__THE REQUEST__. Write out every entry exactly as it appears.

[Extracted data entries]
>>>>

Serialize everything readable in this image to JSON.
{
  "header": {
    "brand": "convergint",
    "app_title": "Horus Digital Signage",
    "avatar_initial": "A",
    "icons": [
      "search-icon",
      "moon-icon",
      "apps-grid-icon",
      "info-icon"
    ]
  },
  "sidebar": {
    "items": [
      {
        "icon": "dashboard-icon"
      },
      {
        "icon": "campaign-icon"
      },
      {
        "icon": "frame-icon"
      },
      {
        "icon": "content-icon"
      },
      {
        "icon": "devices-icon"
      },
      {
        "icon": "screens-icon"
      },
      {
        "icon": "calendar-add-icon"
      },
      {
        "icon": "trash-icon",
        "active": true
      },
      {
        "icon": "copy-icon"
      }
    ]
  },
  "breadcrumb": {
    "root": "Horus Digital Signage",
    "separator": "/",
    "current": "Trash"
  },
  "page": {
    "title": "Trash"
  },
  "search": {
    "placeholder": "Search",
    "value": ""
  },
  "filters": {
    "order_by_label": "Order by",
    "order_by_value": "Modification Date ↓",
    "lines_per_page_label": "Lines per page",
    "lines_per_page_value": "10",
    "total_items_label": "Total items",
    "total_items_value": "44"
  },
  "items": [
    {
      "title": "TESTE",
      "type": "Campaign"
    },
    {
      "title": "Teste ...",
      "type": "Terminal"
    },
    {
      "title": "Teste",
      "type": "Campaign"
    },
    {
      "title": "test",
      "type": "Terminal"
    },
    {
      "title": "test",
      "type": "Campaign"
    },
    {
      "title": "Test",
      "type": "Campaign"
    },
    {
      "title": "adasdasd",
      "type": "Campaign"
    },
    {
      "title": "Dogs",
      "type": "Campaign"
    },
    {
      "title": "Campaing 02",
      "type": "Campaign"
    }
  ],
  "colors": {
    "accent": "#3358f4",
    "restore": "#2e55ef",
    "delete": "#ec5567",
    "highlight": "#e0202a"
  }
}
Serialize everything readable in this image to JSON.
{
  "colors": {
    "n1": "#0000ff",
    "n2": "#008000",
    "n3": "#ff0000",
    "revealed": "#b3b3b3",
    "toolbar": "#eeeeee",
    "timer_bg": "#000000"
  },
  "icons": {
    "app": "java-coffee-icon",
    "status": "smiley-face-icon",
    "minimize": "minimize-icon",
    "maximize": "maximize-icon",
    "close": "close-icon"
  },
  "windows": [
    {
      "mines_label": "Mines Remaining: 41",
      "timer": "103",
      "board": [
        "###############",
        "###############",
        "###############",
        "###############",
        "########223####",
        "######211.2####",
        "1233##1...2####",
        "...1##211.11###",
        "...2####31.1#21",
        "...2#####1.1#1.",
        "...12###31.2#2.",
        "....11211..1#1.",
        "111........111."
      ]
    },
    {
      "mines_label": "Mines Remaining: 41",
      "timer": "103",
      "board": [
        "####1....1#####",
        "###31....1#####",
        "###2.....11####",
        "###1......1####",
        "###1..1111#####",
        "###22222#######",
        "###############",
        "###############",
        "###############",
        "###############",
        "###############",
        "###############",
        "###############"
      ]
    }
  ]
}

<<<<

__EXERCISE OUTPUT__.
Serialize everything readable in this image to JSON.
{
  "header": {
    "brand": "convergint",
    "app_title": "Horus Digital Signage",
    "avatar_initial": "A",
    "icons": [
      "search-icon",
      "moon-icon",
      "apps-grid-icon",
      "info-icon"
    ]
  },
  "sidebar": {
    "items": [
      {
        "icon": "dashboard-icon"
      },
      {
        "icon": "campaign-icon"
      },
      {
        "icon": "frame-icon"
      },
      {
        "icon": "content-icon"
      },
      {
        "icon": "devices-icon"
      },
      {
        "icon": "screens-icon"
      },
      {
        "icon": "calendar-add-icon"
      },
      {
        "icon": "trash-icon",
        "active": true
      },
      {
        "icon": "copy-icon"
      }
    ]
  },
  "breadcrumb": {
    "root": "Horus Digital Signage",
    "separator": "/",
    "current": "Trash"
  },
  "page": {
    "title": "Trash"
  },
  "search": {
    "placeholder": "Search",
    "value": ""
  },
  "filters": {
    "order_by_label": "Order by",
    "order_by_value": "Modification Date ↓",
    "lines_per_page_label": "Lines per page",
    "lines_per_page_value": "10",
    "total_items_label": "Total items",
    "total_items_value": "44"
  },
  "items": [
    {
      "title": "TESTE",
      "type": "Campaign"
    },
    {
      "title": "Teste ...",
      "type": "Terminal"
    },
    {
      "title": "Teste",
      "type": "Campaign"
    },
    {
      "title": "test",
      "type": "Terminal"
    },
    {
      "title": "test",
      "type": "Campaign"
    },
    {
      "title": "Test",
      "type": "Campaign"
    },
    {
      "title": "adasdasd",
      "type": "Campaign"
    },
    {
      "title": "Dogs",
      "type": "Campaign"
    },
    {
      "title": "Campaing 02",
      "type": "Campaign"
    }
  ],
  "colors": {
    "accent": "#3358f4",
    "restore": "#2e55ef",
    "delete": "#ec5567",
    "highlight": "#e0202a"
  }
}
Serialize everything readable in this image to JSON.
{
  "colors": {
    "n1": "#0000ff",
    "n2": "#008000",
    "n3": "#ff0000",
    "revealed": "#b3b3b3",
    "toolbar": "#eeeeee",
    "timer_bg": "#000000"
  },
  "icons": {
    "app": "java-coffee-icon",
    "status": "smiley-face-icon",
    "minimize": "minimize-icon",
    "maximize": "maximize-icon",
    "close": "close-icon"
  },
  "windows": [
    {
      "mines_label": "Mines Remaining: 41",
      "timer": "103",
      "board": [
        "###############",
        "###############",
        "###############",
        "###############",
        "########223####",
        "######211.2####",
        "1233##1...2####",
        "...1##211.11###",
        "...2####31.1#21",
        "...2#####1.1#1.",
        "...12###31.2#2.",
        "....11211..1#1.",
        "111........111."
      ]
    },
    {
      "mines_label": "Mines Remaining: 41",
      "timer": "103",
      "board": [
        "####1....1#####",
        "###31....1#####",
        "###2.....11####",
        "###1......1####",
        "###1..1111#####",
        "###22222#######",
        "###############",
        "###############",
        "###############",
        "###############",
        "###############",
        "###############",
        "###############"
      ]
    }
  ]
}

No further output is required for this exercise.